**To do**
Write the material out again exactly as it stands.

────────────────

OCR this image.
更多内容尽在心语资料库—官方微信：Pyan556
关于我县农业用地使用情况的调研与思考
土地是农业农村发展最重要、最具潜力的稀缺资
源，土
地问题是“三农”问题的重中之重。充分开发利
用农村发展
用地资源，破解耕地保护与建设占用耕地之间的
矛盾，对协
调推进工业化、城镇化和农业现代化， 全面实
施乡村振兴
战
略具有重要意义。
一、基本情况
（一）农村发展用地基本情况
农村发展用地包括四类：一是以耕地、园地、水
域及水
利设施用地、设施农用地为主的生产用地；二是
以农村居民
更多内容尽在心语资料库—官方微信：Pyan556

────────────────

**The completed task**
OCR this image.
更多内容尽在心语资料库—官方微信：Pyan556
关于我县农业用地使用情况的调研与思考
土地是农业农村发展最重要、最具潜力的稀缺资
源，土
地问题是“三农”问题的重中之重。充分开发利
用农村发展
用地资源，破解耕地保护与建设占用耕地之间的
矛盾，对协
调推进工业化、城镇化和农业现代化， 全面实
施乡村振兴
战
略具有重要意义。
一、基本情况
（一）农村发展用地基本情况
农村发展用地包括四类：一是以耕地、园地、水
域及水
利设施用地、设施农用地为主的生产用地；二是
以农村居民
更多内容尽在心语资料库—官方微信：Pyan556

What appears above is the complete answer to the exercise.